*Written exercise*
Retype the material that follows, keeping every word as it is.

*Data for the task*
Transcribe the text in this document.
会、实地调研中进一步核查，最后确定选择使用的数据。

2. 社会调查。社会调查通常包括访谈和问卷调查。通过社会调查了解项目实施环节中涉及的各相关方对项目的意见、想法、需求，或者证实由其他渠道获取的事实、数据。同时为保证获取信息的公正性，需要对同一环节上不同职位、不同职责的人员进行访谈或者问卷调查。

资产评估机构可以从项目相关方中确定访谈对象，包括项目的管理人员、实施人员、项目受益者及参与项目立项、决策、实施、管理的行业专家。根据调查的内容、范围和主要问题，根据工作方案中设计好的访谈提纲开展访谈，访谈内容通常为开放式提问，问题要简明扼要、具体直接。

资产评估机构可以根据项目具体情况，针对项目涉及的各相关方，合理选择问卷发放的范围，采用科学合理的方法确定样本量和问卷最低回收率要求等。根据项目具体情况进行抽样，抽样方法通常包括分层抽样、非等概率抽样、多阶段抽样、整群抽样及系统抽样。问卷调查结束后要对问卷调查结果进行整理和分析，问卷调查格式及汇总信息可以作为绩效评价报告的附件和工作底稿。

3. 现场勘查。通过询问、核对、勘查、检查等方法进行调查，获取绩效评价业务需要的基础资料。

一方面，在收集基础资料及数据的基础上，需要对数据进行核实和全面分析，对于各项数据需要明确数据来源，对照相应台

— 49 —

*The solution*
Transcribe the text in this document.
会、实地调研中进一步核查，最后确定选择使用的数据。

2. 社会调查。社会调查通常包括访谈和问卷调查。通过社会调查了解项目实施环节中涉及的各相关方对项目的意见、想法、需求，或者证实由其他渠道获取的事实、数据。同时为保证获取信息的公正性，需要对同一环节上不同职位、不同职责的人员进行访谈或者问卷调查。

资产评估机构可以从项目相关方中确定访谈对象，包括项目的管理人员、实施人员、项目受益者及参与项目立项、决策、实施、管理的行业专家。根据调查的内容、范围和主要问题，根据工作方案中设计好的访谈提纲开展访谈，访谈内容通常为开放式提问，问题要简明扼要、具体直接。

资产评估机构可以根据项目具体情况，针对项目涉及的各相关方，合理选择问卷发放的范围，采用科学合理的方法确定样本量和问卷最低回收率要求等。根据项目具体情况进行抽样，抽样方法通常包括分层抽样、非等概率抽样、多阶段抽样、整群抽样及系统抽样。问卷调查结束后要对问卷调查结果进行整理和分析，问卷调查格式及汇总信息可以作为绩效评价报告的附件和工作底稿。

3. 现场勘查。通过询问、核对、勘查、检查等方法进行调查，获取绩效评价业务需要的基础资料。

一方面，在收集基础资料及数据的基础上，需要对数据进行核实和全面分析，对于各项数据需要明确数据来源，对照相应台

— 49 —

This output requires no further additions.